Selection
########################################
Because there is always more of the message with shows. They exist not only to present the technical work that those in the ateliers have been working on for months, but to connect with the consumer in a meaningful way. What are you trying to say? What has your process been like? What is making your creativity feel particularly charged right now? Whose ear do you want to whisper into? These are the questions we ask designers to answer for us when they send their looks down a runway. When the noise quiets and the celebrity fans’ screams die down, which melody is left, if at all?
Last year, for his Autumn Winter 22 collection, Giorgio Armani made the decision to hold a show in complete silence as a sign of respect to those in Ukraine, where, during the span of Milan Fashion Week, Russia had officially waged war on the neighbouring country. At the time, the message of solidarity was more important than whichever track Mr Armani and his team had planned for that particular show, and in turn, we were able to find a point of connection during a week that felt, at times, redundant in the scheme of things. Mr Armani’s sonic decision (or lack thereof) was directly informed by world events, but show music doesn’t always need to relate to something bigger than a collection to communicate what it needs to. Sometimes sound just needs to be arranged in the right way to signal who the girl of the season is. Take Nicolas Ghesquiere’s Autumn 23 Louis Vuitton show as a recent example, where models walked almost silently to the sounds of Paris. It was a soundscape of intermittent hurried footsteps, police sirens, the violin, cell phone ringtones and thunderstorms, and in a simple cacophony of sound, it became imminently clear that Ghesquiere had the French woman on his mind while making the collection. This is the impact that sound has on such presentations. So much so, that there was one fashion moment in particular, that went down in history for its use of sound.
In 1991, Michael Kors staged a runway show in a dilapidated loft in midtown during New York Fashion Week. Once the show began, and the music started thumping – a particularly heavy bass line was apparently the culprit – pieces of plaster started falling from the ceiling (into Suzie Menkes’ hair, no less), and the roof almost caved in onto the models and guests in attendance. It caused such a ruckus that it was deemed the moment that the central NYFW location of Bryant Park and the subsequent organisation of fashion week, was born.
########################################
Required task 1
Echo the passage on runway show music word for word, starting with "In 1991, Michael" and going on through "week, was born.".
Required task 2
Answer these questions from the passage on runway show music:
(a) For which collection did Giorgio Armani hold a show in complete silence?
(b) Whom did Ghesquiere have on his mind while making his Autumn 23 Louis Vuitton collection?
(c) In what year did Michael Kors stage a runway show in a dilapidated loft in midtown?
Required task 3
Go on with the passage on runway show music, picking up after its final sentence.

Box coordinate listings:
########################################
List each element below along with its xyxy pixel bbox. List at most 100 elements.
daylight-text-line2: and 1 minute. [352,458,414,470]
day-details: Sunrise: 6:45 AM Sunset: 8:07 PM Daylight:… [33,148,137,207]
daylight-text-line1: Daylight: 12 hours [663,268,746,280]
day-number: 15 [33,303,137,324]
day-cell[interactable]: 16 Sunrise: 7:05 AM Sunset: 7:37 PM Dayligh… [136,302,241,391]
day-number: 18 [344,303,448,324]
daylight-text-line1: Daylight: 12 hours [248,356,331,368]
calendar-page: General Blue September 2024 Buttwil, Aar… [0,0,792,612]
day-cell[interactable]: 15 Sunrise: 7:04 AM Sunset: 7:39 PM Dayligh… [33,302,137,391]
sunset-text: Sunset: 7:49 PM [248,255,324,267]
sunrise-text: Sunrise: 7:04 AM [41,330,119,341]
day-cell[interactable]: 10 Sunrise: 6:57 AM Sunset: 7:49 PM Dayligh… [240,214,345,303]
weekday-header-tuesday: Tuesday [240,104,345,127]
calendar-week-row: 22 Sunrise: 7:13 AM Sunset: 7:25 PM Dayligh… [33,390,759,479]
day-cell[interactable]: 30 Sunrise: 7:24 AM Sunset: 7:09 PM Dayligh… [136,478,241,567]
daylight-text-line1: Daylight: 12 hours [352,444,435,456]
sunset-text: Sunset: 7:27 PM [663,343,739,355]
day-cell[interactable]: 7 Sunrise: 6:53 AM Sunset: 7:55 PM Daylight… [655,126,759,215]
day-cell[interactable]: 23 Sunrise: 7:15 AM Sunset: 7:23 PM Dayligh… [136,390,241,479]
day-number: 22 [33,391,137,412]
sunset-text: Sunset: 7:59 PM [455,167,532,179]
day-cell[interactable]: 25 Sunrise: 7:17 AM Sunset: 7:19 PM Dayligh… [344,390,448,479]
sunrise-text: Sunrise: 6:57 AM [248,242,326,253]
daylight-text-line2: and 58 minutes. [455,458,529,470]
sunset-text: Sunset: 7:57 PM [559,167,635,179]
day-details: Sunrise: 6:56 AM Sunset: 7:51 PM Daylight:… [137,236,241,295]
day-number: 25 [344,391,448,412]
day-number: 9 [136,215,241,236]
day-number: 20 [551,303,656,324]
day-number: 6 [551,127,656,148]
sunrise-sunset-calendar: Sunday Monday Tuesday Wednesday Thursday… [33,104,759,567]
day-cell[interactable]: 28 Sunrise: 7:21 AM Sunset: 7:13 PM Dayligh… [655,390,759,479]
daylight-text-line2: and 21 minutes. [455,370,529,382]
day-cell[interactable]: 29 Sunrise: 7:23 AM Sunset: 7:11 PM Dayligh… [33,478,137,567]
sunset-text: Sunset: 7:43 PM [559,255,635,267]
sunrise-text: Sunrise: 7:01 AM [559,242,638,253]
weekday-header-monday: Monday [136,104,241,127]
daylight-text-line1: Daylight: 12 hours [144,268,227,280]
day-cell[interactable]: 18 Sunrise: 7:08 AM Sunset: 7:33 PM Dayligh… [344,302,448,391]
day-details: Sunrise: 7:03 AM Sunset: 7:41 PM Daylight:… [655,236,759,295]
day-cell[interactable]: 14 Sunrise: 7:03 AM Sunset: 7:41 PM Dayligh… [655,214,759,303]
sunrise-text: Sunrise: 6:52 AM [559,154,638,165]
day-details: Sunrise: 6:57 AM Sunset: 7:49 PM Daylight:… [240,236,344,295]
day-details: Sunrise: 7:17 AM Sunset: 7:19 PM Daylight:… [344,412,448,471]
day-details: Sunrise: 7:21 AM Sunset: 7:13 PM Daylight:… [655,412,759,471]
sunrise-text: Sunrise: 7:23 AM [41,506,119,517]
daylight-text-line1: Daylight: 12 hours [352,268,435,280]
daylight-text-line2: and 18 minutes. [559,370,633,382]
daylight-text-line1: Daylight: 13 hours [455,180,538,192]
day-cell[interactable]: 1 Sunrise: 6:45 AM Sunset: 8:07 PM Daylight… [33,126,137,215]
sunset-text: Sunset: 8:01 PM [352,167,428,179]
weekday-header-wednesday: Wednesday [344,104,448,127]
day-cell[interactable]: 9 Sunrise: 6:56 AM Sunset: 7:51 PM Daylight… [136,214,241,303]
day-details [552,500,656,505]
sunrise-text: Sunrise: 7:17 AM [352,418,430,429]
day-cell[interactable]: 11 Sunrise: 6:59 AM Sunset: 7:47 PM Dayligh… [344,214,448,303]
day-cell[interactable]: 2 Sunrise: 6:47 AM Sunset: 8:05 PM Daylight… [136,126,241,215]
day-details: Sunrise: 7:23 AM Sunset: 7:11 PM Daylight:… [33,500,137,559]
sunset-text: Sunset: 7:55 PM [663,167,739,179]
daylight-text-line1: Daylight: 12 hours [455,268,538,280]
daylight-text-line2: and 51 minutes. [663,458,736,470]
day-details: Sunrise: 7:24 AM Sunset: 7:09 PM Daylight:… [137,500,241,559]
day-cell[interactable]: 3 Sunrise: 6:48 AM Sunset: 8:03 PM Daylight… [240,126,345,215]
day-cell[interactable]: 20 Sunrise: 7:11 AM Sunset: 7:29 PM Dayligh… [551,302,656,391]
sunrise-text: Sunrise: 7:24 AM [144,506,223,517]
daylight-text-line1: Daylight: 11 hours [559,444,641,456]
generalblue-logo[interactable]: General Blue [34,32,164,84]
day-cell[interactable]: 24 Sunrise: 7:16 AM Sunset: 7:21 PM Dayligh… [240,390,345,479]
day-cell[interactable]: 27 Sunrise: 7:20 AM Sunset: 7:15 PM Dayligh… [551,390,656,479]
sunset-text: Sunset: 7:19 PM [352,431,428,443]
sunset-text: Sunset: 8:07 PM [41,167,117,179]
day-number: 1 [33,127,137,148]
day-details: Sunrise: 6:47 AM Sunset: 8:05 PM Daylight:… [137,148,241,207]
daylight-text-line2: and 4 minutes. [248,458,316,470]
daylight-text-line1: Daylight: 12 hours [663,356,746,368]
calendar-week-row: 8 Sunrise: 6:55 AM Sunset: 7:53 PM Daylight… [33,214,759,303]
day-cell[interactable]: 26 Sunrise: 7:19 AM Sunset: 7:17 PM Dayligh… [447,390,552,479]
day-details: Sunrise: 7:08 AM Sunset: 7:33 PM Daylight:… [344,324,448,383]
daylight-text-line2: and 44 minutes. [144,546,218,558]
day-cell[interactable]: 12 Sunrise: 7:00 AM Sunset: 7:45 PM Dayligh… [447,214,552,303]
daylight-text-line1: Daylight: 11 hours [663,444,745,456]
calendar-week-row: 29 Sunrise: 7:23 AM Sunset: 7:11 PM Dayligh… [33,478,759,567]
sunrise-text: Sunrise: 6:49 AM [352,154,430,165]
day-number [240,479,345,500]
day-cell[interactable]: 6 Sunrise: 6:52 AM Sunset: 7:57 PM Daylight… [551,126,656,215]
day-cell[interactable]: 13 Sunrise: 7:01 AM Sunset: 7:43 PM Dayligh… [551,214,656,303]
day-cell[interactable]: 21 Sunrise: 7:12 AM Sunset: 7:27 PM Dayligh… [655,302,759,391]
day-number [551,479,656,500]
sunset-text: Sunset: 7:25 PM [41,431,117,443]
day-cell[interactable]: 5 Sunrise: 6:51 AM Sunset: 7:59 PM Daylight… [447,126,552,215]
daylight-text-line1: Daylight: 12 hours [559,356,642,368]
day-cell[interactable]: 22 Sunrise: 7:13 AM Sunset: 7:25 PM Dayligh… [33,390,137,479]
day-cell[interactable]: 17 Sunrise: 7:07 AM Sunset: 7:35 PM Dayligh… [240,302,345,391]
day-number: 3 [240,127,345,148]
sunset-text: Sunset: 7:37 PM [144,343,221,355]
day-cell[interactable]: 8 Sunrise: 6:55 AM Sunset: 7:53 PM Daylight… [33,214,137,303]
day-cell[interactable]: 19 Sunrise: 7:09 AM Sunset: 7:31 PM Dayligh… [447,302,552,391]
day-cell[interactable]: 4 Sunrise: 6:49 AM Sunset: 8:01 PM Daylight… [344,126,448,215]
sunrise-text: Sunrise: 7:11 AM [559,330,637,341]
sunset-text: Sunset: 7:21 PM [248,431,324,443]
########################################
Exercise response 1
In 1991, Michael Kors staged a runway show in a dilapidated loft in midtown during New York Fashion Week. Once the show began, and the music started thumping – a particularly heavy bass line was apparently the culprit – pieces of plaster started falling from the ceiling (into Suzie Menkes’ hair, no less), and the roof almost caved in onto the models and guests in attendance. It caused such a ruckus that it was deemed the moment that the central NYFW location of Bryant Park and the subsequent organisation of fashion week, was born.

Exercise response 2
(a) His Autumn Winter 22 collection.
(b) The French woman.
(c) 1991.

Exercise response 3
It’s moments like these that leave us wondering where fashion might be today without sound, and how vital music has always been within the language of the landscape. How would it make us feel if we didn’t have these auditory filaments to bind us to meaning? What was the first show you recall whose sound probed the pleasure centre of your brain and brought you close to understanding why we do all of this?
Was it Florence Welch in the giant seashell at Chanel Spring Summer 2012? Jane Birkin in the audience at Gucci Spring Summer 2019? Sonic Youth at Marc Jacobs in 2009? Did BFRND’s techno-symphonic trance at any number of Demna’s Balenciaga shows inspire you to get lost in another identity, or was it Labrinth’s voice at the top of the Spanish Steps for Valentino Autumn 22 Haute Couture that helped you realise the significance of Pierpaolo Piccioli’s singular vision of the future of couture?
We are becoming increasingly aware of music’s effects on the brain and the myriad ways that it can alter our neurology and the way we experience certain feelings. With this in mind, it begs the question: where would we find the feeling in fashion if not for the music? More importantly: where would we find the fun? What would we have to aid settling on the feeling of the season if sound were out of the equation? A humble piece of card scrawled with show notes? Our mere intellect?
“It’s moments like these that leave us wondering where fashion might be today without sound, and how vital music has always been within the language of the landscape.”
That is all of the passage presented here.